Exercise task => Which lines in the records below contain the word "must"? Copy each one out.
--- start of Material to process ---
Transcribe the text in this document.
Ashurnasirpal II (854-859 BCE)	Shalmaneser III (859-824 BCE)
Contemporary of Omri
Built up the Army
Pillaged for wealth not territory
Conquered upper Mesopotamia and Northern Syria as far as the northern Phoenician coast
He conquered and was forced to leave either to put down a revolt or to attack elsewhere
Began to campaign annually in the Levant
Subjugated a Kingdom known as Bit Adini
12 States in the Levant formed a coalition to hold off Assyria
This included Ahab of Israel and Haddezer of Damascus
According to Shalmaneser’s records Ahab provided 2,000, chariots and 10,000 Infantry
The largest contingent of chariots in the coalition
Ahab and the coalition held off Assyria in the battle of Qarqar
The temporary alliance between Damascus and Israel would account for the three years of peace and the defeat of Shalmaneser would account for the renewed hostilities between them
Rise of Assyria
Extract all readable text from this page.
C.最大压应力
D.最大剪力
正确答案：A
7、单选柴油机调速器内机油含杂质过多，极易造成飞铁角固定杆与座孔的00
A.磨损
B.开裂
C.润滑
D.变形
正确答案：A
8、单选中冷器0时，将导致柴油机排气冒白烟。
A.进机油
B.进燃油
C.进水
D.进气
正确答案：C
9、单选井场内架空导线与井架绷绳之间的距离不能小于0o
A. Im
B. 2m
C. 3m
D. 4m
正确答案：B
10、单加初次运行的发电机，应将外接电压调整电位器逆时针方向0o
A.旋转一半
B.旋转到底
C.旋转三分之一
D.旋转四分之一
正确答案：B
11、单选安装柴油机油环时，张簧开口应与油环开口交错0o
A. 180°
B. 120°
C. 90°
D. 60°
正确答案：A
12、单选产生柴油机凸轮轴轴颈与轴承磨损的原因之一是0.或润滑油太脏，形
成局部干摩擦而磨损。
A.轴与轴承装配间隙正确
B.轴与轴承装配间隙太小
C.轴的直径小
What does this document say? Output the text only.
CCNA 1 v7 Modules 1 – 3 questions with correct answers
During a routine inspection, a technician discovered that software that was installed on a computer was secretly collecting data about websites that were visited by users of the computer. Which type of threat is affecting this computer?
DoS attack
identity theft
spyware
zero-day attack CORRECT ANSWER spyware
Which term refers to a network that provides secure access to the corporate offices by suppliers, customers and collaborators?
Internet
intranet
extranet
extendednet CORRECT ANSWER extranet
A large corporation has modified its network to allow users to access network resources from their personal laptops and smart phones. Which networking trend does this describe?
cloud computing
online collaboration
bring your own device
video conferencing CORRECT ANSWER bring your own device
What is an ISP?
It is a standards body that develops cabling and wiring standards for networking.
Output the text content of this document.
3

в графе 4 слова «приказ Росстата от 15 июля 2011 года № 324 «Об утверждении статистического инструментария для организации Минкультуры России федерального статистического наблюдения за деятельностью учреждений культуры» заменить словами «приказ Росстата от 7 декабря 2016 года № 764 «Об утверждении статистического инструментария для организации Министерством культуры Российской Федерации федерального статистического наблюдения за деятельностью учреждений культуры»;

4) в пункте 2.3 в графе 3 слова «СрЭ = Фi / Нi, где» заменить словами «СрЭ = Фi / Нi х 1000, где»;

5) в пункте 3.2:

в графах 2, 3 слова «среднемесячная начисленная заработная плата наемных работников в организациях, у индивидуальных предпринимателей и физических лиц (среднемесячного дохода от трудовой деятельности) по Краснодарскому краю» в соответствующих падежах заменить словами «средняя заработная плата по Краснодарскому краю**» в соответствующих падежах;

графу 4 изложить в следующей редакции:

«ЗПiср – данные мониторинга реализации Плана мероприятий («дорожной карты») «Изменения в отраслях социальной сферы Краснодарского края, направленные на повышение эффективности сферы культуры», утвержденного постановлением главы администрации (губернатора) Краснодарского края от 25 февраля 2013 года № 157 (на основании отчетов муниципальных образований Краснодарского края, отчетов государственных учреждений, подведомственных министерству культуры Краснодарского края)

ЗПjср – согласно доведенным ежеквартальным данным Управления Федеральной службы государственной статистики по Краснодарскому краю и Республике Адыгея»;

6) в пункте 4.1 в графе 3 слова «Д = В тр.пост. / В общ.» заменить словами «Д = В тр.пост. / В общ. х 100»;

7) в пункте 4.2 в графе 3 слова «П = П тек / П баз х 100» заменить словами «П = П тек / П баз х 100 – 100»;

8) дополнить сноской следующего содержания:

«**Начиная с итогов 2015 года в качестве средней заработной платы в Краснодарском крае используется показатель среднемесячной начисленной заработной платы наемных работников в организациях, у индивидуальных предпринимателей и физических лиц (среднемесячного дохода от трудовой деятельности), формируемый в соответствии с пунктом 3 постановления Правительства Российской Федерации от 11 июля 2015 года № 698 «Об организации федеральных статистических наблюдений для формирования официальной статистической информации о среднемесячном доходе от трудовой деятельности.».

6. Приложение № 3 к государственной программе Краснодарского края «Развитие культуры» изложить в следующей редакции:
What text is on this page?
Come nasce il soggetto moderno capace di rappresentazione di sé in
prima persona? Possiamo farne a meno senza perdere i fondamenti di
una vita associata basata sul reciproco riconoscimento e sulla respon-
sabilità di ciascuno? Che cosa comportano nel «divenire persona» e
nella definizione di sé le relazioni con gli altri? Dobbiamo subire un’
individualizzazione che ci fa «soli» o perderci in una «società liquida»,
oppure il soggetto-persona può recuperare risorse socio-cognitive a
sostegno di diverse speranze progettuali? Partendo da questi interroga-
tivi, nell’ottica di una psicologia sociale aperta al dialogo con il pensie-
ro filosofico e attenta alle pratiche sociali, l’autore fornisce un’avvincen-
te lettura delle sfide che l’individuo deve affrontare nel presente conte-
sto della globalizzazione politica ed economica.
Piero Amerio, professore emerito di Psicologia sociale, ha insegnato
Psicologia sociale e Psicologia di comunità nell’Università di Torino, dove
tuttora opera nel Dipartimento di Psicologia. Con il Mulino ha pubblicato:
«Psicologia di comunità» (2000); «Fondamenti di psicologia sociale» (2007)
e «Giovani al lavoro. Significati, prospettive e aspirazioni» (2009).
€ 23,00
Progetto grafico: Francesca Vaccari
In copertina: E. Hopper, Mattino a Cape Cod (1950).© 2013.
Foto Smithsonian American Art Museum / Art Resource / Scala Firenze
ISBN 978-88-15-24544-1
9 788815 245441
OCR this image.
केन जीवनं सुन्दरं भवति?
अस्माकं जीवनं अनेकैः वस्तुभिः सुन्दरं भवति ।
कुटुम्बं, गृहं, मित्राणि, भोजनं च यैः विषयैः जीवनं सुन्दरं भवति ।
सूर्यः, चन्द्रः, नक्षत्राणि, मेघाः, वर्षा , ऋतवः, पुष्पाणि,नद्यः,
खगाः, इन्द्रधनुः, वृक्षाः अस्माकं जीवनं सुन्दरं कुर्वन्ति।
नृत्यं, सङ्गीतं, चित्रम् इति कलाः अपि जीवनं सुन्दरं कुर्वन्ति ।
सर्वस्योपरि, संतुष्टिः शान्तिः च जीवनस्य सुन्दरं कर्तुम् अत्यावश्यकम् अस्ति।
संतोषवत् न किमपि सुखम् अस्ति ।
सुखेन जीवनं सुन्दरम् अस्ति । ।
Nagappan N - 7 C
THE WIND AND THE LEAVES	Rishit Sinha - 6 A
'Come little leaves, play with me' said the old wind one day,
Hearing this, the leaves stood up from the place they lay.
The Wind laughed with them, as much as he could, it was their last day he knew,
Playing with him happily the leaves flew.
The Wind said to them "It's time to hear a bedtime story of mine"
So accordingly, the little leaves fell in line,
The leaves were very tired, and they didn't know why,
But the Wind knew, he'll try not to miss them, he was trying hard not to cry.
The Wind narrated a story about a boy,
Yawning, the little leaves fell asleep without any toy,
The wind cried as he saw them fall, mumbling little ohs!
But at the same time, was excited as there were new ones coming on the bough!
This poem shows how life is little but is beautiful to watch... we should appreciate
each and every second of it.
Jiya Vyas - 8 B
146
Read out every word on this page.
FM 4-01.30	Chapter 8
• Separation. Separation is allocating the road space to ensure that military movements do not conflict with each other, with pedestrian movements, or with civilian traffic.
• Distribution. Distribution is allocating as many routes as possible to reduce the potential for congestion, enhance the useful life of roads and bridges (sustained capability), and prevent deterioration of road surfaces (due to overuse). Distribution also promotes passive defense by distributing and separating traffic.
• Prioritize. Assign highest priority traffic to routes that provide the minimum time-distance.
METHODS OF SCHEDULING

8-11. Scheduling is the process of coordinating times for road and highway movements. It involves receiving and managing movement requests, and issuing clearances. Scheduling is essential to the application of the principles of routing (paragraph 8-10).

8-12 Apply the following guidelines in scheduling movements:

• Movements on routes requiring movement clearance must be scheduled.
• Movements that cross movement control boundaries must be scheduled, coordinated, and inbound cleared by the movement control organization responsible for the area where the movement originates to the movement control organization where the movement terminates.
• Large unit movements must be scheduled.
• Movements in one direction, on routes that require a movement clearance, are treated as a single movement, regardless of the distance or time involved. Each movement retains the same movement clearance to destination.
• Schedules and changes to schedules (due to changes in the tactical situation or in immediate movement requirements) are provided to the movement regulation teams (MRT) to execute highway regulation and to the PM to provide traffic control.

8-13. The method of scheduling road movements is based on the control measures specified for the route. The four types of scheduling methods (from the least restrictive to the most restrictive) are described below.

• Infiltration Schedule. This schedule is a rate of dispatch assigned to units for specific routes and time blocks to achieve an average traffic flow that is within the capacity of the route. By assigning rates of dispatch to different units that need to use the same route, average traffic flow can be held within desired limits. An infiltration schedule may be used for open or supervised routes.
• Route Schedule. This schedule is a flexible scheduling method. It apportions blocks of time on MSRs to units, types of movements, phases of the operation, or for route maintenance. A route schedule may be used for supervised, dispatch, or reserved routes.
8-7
--- end of Material to process ---
Exercise response =>
• Movements on routes requiring movement clearance must be scheduled.
• Movements that cross movement control boundaries must be scheduled, coordinated, and inbound cleared by the movement control organization responsible for the area where the movement originates to the movement control organization where the movement terminates.
• Large unit movements must be scheduled.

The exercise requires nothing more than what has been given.